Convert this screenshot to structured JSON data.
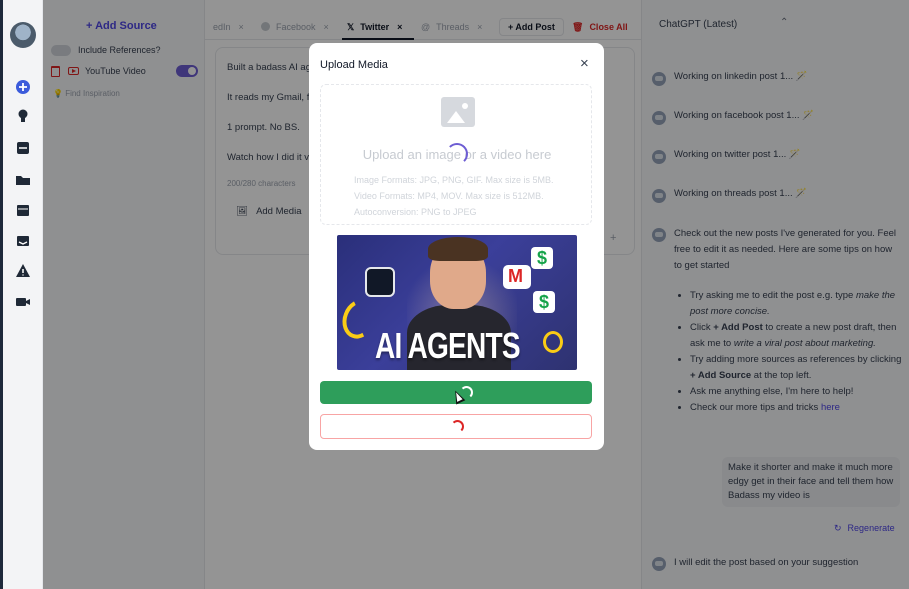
{
  "sources": {
    "add_source_label": "+ Add Source",
    "include_references_label": "Include References?",
    "items": [
      {
        "label": "YouTube Video"
      }
    ],
    "find_inspiration_label": "Find Inspiration"
  },
  "tabs": {
    "items": [
      {
        "label": "edIn"
      },
      {
        "label": "Facebook"
      },
      {
        "label": "Twitter"
      },
      {
        "label": "Threads"
      }
    ],
    "close_glyph": "×",
    "add_post_label": "+ Add Post",
    "close_all_label": "Close All"
  },
  "editor": {
    "lines": [
      "Built a badass AI ag",
      "It reads my Gmail, f",
      "1 prompt. No BS.",
      "Watch how I did it v"
    ],
    "char_count": "200/280 characters",
    "add_media_label": "Add Media"
  },
  "chat": {
    "model": "ChatGPT (Latest)",
    "status_messages": [
      "Working on linkedin post 1... 🪄",
      "Working on facebook post 1... 🪄",
      "Working on twitter post 1... 🪄",
      "Working on threads post 1... 🪄"
    ],
    "tips_intro": "Check out the new posts I've generated for you. Feel free to edit it as needed. Here are some tips on how to get started",
    "tips": [
      {
        "a": "Try asking me to edit the post e.g. type ",
        "b": "make the post more concise."
      },
      {
        "a": "Click ",
        "b": "+ Add Post",
        "c": " to create a new post draft, then ask me to ",
        "d": "write a viral post about marketing."
      },
      {
        "a": "Try adding more sources as references by clicking ",
        "b": "+ Add Source",
        "c": " at the top left."
      },
      {
        "a": "Ask me anything else, I'm here to help!"
      },
      {
        "a": "Check our more tips and tricks ",
        "b": "here"
      }
    ],
    "user_message": "Make it shorter and make it much more edgy get in their face and tell them how Badass my video is",
    "regenerate_label": "Regenerate",
    "last_message": "I will edit the post based on your suggestion"
  },
  "modal": {
    "title": "Upload Media",
    "close_glyph": "×",
    "dropzone_title": "Upload an image or a video here",
    "dropzone_info": [
      "Image Formats: JPG, PNG, GIF. Max size is 5MB.",
      "Video Formats: MP4, MOV. Max size is 512MB.",
      "Autoconversion: PNG to JPEG"
    ],
    "thumbnail_text": "AI AGENTS",
    "thumbnail_dollar": "$"
  },
  "colors": {
    "accent": "#4f46e5",
    "toggle_on": "#6d5dd3",
    "confirm_button": "#2e9e5b",
    "danger": "#dc2626"
  },
  "icons": [
    "avatar",
    "plus-circle-icon",
    "lightbulb-icon",
    "inbox-icon",
    "folder-icon",
    "calendar-icon",
    "tray-icon",
    "warning-icon",
    "video-icon"
  ]
}
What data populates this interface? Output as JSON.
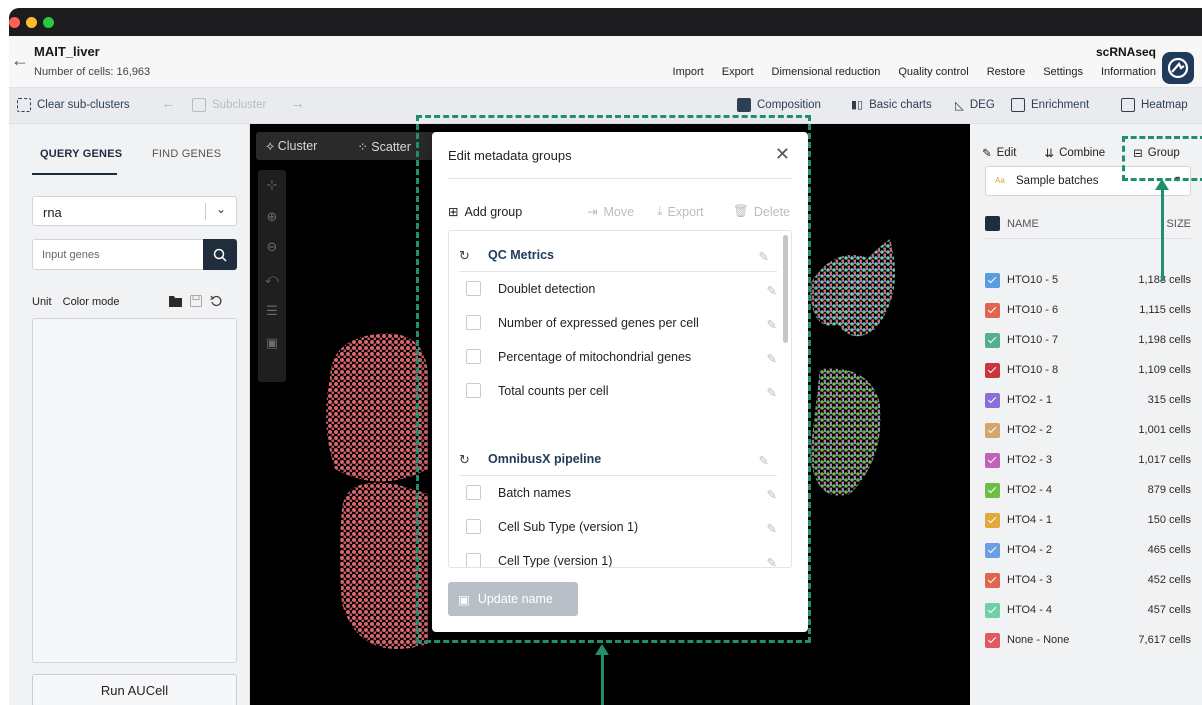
{
  "window": {
    "title": "MAIT_liver",
    "subtitle": "Number of cells: 16,963",
    "app_type": "scRNAseq"
  },
  "menu": [
    "Import",
    "Export",
    "Dimensional reduction",
    "Quality control",
    "Restore",
    "Settings",
    "Information"
  ],
  "toolbar": {
    "clear_subclusters": "Clear sub-clusters",
    "subcluster": "Subcluster",
    "composition": "Composition",
    "basic_charts": "Basic charts",
    "deg": "DEG",
    "enrichment": "Enrichment",
    "heatmap": "Heatmap"
  },
  "left_panel": {
    "tabs": [
      "QUERY GENES",
      "FIND GENES"
    ],
    "assay_select": "rna",
    "gene_input_placeholder": "Input genes",
    "unit_label": "Unit",
    "color_mode_label": "Color mode",
    "run_button": "Run AUCell"
  },
  "plot": {
    "tabs": [
      "Cluster",
      "Scatter"
    ]
  },
  "modal": {
    "title": "Edit metadata groups",
    "actions": {
      "add_group": "Add group",
      "move": "Move",
      "export": "Export",
      "delete": "Delete"
    },
    "groups": [
      {
        "name": "QC Metrics",
        "items": [
          "Doublet detection",
          "Number of expressed genes per cell",
          "Percentage of mitochondrial genes",
          "Total counts per cell"
        ]
      },
      {
        "name": "OmnibusX pipeline",
        "items": [
          "Batch names",
          "Cell Sub Type (version 1)",
          "Cell Type (version 1)"
        ]
      }
    ],
    "update_button": "Update name"
  },
  "right_panel": {
    "actions": {
      "edit": "Edit",
      "combine": "Combine",
      "group": "Group"
    },
    "metadata_select": "Sample batches",
    "columns": {
      "name": "NAME",
      "size": "SIZE"
    },
    "rows": [
      {
        "name": "HTO10 - 5",
        "size": "1,188 cells",
        "color": "#5b9be0"
      },
      {
        "name": "HTO10 - 6",
        "size": "1,115 cells",
        "color": "#e06650"
      },
      {
        "name": "HTO10 - 7",
        "size": "1,198 cells",
        "color": "#52b08e"
      },
      {
        "name": "HTO10 - 8",
        "size": "1,109 cells",
        "color": "#c9363d"
      },
      {
        "name": "HTO2 - 1",
        "size": "315 cells",
        "color": "#8a6fd8"
      },
      {
        "name": "HTO2 - 2",
        "size": "1,001 cells",
        "color": "#d6a46e"
      },
      {
        "name": "HTO2 - 3",
        "size": "1,017 cells",
        "color": "#c262b8"
      },
      {
        "name": "HTO2 - 4",
        "size": "879 cells",
        "color": "#6cbe45"
      },
      {
        "name": "HTO4 - 1",
        "size": "150 cells",
        "color": "#e3a93a"
      },
      {
        "name": "HTO4 - 2",
        "size": "465 cells",
        "color": "#6c9ee6"
      },
      {
        "name": "HTO4 - 3",
        "size": "452 cells",
        "color": "#e06650"
      },
      {
        "name": "HTO4 - 4",
        "size": "457 cells",
        "color": "#6ed0a4"
      },
      {
        "name": "None - None",
        "size": "7,617 cells",
        "color": "#e05a64"
      }
    ]
  },
  "colors": {
    "accent": "#1f2d3c",
    "annotation": "#1f8f6e",
    "group_header": "#233b5a"
  }
}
════════════════════
Task: Check each line above for the string "Working" and copy those that have it.

Answer box:
      "Working on linkedin post 1... 🪄",
      "Working on facebook post 1... 🪄",
      "Working on twitter post 1... 🪄",
      "Working on threads post 1... 🪄"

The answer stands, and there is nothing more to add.